> **Work instructions**
Repeat every line below exactly, word for word.

> **Provided records**
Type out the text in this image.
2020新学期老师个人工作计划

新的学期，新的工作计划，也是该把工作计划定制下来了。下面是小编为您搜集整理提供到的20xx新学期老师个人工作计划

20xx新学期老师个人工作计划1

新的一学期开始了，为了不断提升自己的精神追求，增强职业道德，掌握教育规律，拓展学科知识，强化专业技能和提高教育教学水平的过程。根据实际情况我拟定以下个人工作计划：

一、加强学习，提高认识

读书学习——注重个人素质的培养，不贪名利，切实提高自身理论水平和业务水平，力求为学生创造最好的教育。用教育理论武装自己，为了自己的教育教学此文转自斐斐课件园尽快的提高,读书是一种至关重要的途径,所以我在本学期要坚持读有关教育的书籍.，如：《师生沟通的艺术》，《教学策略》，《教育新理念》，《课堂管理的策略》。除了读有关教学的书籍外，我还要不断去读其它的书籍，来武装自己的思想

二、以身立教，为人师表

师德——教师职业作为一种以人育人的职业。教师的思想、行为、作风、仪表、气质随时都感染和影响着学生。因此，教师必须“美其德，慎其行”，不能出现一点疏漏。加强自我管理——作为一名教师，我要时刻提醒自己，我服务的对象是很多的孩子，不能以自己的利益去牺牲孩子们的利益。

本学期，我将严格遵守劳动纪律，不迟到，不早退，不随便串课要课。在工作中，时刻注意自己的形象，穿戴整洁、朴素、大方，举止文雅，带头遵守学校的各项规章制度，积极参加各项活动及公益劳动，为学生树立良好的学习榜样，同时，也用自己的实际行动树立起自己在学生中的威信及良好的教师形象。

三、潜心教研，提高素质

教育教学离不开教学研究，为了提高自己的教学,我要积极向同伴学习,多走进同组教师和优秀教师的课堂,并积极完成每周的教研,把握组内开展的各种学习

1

> **Worked solution**
Type out the text in this image.
2020新学期老师个人工作计划

新的学期，新的工作计划，也是该把工作计划定制下来了。下面是小编为您搜集整理提供到的20xx新学期老师个人工作计划

20xx新学期老师个人工作计划1

新的一学期开始了，为了不断提升自己的精神追求，增强职业道德，掌握教育规律，拓展学科知识，强化专业技能和提高教育教学水平的过程。根据实际情况我拟定以下个人工作计划：

一、加强学习，提高认识

读书学习——注重个人素质的培养，不贪名利，切实提高自身理论水平和业务水平，力求为学生创造最好的教育。用教育理论武装自己，为了自己的教育教学此文转自斐斐课件园尽快的提高,读书是一种至关重要的途径,所以我在本学期要坚持读有关教育的书籍.，如：《师生沟通的艺术》，《教学策略》，《教育新理念》，《课堂管理的策略》。除了读有关教学的书籍外，我还要不断去读其它的书籍，来武装自己的思想

二、以身立教，为人师表

师德——教师职业作为一种以人育人的职业。教师的思想、行为、作风、仪表、气质随时都感染和影响着学生。因此，教师必须“美其德，慎其行”，不能出现一点疏漏。加强自我管理——作为一名教师，我要时刻提醒自己，我服务的对象是很多的孩子，不能以自己的利益去牺牲孩子们的利益。

本学期，我将严格遵守劳动纪律，不迟到，不早退，不随便串课要课。在工作中，时刻注意自己的形象，穿戴整洁、朴素、大方，举止文雅，带头遵守学校的各项规章制度，积极参加各项活动及公益劳动，为学生树立良好的学习榜样，同时，也用自己的实际行动树立起自己在学生中的威信及良好的教师形象。

三、潜心教研，提高素质

教育教学离不开教学研究，为了提高自己的教学,我要积极向同伴学习,多走进同组教师和优秀教师的课堂,并积极完成每周的教研,把握组内开展的各种学习

1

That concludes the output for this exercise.